**Goal**:
Please copy the data word for word, from its first line up to and including the line that contains "outgoing-message-bubble[interactable]: t ko".

**Task input**:

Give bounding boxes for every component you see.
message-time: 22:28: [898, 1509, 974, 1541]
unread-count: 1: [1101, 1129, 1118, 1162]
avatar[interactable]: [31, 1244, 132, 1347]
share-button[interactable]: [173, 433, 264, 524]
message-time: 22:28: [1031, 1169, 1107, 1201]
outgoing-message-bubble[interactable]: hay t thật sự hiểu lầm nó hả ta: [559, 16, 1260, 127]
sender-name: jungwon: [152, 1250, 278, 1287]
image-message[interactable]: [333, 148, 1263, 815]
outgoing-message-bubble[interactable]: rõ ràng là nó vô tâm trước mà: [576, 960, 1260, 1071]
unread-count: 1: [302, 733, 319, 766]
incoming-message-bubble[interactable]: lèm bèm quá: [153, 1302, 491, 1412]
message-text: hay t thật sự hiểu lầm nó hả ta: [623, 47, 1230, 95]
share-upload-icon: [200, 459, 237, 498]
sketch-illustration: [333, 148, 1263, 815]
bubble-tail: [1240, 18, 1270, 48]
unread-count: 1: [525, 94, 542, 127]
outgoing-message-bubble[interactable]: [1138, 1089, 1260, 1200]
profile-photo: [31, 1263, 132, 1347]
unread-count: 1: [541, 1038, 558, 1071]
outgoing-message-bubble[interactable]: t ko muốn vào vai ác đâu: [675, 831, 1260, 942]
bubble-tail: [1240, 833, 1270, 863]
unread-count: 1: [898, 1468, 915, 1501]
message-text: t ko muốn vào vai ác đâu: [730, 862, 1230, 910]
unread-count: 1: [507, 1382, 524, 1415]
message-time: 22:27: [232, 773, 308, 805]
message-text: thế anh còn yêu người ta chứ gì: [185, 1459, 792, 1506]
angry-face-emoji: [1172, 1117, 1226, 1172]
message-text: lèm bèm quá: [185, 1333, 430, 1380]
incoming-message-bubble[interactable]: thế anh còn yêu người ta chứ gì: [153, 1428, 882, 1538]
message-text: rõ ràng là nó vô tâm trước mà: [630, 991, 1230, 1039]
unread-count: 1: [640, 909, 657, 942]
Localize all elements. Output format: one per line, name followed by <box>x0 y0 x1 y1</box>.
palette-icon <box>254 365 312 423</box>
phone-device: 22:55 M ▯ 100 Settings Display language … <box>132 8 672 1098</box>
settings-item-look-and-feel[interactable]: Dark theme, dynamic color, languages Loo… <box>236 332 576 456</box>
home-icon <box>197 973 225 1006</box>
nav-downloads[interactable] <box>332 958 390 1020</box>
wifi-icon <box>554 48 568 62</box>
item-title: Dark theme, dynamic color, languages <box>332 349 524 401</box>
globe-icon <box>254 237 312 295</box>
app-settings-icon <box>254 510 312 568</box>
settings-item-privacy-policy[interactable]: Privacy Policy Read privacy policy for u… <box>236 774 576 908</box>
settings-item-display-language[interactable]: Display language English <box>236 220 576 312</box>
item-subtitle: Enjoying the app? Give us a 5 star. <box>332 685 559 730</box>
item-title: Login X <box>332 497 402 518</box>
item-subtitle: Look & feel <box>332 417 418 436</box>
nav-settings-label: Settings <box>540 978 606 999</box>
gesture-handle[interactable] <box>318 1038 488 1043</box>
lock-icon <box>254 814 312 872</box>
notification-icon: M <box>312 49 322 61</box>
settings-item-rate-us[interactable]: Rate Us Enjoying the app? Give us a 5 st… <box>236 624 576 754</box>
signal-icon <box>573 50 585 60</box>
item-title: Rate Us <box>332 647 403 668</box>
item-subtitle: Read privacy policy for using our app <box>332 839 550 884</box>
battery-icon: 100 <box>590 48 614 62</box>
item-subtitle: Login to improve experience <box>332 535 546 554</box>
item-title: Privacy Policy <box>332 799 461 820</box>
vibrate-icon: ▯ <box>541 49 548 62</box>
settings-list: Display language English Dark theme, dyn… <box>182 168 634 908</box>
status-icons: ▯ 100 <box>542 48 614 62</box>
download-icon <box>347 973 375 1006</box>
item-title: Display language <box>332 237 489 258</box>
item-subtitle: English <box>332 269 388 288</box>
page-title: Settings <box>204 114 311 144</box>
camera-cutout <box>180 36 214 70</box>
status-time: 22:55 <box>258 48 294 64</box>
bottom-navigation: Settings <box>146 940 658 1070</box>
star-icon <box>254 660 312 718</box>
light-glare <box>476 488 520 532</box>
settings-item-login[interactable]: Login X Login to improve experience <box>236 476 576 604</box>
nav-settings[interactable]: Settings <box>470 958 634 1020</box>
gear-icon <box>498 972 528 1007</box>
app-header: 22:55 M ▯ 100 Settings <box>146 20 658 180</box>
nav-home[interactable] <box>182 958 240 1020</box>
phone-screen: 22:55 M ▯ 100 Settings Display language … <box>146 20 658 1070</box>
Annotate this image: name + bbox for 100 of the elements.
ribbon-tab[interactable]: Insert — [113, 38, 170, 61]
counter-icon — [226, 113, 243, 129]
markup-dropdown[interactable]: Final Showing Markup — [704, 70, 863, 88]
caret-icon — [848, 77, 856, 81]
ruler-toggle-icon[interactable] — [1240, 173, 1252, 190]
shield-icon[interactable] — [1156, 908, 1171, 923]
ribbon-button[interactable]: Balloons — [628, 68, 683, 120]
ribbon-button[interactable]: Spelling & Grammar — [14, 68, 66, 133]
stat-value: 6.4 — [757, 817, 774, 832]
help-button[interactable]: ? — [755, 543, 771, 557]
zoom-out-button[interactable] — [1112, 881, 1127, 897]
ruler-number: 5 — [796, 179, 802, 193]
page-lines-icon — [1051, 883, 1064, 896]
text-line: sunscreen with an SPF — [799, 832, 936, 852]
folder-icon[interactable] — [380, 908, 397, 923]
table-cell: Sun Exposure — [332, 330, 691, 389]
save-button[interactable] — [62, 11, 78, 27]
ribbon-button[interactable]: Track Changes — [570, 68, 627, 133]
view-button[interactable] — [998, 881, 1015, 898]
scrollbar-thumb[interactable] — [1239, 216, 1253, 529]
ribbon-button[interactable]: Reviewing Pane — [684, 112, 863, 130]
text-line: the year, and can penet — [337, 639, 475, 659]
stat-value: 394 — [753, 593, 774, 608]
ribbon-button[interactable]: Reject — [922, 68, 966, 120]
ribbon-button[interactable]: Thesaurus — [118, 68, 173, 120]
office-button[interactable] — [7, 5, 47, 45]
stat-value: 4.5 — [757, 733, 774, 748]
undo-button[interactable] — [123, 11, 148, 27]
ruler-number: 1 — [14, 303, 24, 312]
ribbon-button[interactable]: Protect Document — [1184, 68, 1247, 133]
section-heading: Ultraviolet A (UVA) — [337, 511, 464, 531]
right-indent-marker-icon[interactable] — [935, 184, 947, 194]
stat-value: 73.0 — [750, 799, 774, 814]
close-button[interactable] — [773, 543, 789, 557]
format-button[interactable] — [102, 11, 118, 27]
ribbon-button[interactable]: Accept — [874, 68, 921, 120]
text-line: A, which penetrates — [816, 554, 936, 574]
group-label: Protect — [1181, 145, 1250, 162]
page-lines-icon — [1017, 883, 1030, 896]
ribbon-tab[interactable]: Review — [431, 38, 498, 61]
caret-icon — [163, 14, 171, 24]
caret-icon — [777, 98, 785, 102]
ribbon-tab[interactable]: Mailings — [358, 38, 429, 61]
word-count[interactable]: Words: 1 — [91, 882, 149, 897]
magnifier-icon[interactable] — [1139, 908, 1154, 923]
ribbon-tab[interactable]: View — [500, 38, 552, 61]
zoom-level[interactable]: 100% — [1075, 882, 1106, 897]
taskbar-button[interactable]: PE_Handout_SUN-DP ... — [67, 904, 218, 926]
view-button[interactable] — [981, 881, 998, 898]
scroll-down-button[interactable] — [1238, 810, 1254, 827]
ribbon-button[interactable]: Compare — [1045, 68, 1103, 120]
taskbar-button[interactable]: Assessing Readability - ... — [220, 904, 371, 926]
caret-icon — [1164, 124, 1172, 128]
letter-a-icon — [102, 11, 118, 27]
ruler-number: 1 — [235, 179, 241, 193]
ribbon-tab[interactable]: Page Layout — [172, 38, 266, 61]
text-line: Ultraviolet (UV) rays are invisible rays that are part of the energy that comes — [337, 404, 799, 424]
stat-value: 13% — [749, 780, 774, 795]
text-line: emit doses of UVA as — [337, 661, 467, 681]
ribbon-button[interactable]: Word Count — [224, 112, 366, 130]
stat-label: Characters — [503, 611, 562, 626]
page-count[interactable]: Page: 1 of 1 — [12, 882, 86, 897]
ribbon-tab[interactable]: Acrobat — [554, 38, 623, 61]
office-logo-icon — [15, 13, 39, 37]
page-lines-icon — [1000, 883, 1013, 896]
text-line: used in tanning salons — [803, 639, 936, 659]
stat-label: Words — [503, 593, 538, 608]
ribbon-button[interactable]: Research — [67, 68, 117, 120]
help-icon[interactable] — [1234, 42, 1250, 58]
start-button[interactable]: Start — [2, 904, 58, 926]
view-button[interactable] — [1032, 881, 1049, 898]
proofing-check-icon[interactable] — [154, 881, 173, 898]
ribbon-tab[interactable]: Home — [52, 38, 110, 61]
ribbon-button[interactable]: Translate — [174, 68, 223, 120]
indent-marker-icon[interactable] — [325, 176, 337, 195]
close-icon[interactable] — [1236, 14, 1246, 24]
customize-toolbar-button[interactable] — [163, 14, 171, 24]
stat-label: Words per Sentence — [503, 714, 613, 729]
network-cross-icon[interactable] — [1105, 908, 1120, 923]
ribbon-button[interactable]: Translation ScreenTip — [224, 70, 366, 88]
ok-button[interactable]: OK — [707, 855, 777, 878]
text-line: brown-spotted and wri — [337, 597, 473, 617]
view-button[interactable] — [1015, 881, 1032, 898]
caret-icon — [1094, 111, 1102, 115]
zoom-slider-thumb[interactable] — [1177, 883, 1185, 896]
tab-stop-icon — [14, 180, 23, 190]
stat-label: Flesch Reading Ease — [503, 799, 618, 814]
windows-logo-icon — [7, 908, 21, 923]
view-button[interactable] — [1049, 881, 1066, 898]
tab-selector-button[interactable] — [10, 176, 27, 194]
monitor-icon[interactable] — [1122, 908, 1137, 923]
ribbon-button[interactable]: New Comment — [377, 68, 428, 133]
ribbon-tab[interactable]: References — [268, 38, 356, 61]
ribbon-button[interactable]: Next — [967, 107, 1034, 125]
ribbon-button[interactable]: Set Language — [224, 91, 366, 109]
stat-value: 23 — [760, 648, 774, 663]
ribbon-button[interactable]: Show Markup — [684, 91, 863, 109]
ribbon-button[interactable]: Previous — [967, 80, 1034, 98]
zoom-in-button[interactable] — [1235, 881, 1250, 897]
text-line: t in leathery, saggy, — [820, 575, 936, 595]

**Correct response**:
Give bounding boxes for every component you see.
message-time: 22:28: [898, 1509, 974, 1541]
unread-count: 1: [1101, 1129, 1118, 1162]
avatar[interactable]: [31, 1244, 132, 1347]
share-button[interactable]: [173, 433, 264, 524]
message-time: 22:28: [1031, 1169, 1107, 1201]
outgoing-message-bubble[interactable]: hay t thật sự hiểu lầm nó hả ta: [559, 16, 1260, 127]
sender-name: jungwon: [152, 1250, 278, 1287]
image-message[interactable]: [333, 148, 1263, 815]
outgoing-message-bubble[interactable]: rõ ràng là nó vô tâm trước mà: [576, 960, 1260, 1071]
unread-count: 1: [302, 733, 319, 766]
incoming-message-bubble[interactable]: lèm bèm quá: [153, 1302, 491, 1412]
message-text: hay t thật sự hiểu lầm nó hả ta: [623, 47, 1230, 95]
share-upload-icon: [200, 459, 237, 498]
sketch-illustration: [333, 148, 1263, 815]
bubble-tail: [1240, 18, 1270, 48]
unread-count: 1: [525, 94, 542, 127]
outgoing-message-bubble[interactable]: [1138, 1089, 1260, 1200]
profile-photo: [31, 1263, 132, 1347]
unread-count: 1: [541, 1038, 558, 1071]
outgoing-message-bubble[interactable]: t ko muốn vào vai ác đâu: [675, 831, 1260, 942]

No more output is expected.